PROVIDED ENTRIES ▸
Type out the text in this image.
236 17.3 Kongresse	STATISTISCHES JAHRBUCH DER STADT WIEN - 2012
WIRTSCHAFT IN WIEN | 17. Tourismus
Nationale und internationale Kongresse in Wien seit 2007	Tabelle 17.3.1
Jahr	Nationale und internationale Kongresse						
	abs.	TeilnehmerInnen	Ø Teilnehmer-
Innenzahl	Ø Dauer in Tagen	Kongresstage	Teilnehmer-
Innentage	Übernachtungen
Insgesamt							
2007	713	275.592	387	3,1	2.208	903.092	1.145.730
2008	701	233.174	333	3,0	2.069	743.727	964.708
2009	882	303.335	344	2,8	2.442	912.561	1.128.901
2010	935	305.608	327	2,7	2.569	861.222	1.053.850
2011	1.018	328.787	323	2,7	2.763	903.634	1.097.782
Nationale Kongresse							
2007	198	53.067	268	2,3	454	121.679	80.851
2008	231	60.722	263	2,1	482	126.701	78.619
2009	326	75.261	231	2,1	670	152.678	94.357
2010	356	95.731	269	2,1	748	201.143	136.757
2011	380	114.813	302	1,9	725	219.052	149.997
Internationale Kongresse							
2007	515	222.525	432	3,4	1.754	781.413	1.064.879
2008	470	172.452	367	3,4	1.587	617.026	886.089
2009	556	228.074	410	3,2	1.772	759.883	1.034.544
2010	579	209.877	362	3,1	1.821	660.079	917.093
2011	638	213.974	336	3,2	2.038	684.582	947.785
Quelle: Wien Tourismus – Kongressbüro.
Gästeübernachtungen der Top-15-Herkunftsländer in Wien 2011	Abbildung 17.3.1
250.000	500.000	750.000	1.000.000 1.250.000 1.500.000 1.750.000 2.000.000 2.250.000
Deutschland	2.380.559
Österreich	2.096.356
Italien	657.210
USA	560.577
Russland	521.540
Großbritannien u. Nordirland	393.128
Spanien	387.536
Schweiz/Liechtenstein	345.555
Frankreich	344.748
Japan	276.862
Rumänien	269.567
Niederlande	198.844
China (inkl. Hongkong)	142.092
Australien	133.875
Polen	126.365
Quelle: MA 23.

SET EXERCISE ▸ Tally up the lines in the preceding listing that contain the string "Teilnehmer". Respond with the number and nothing else.

EXERCISE ANSWER ▸ 2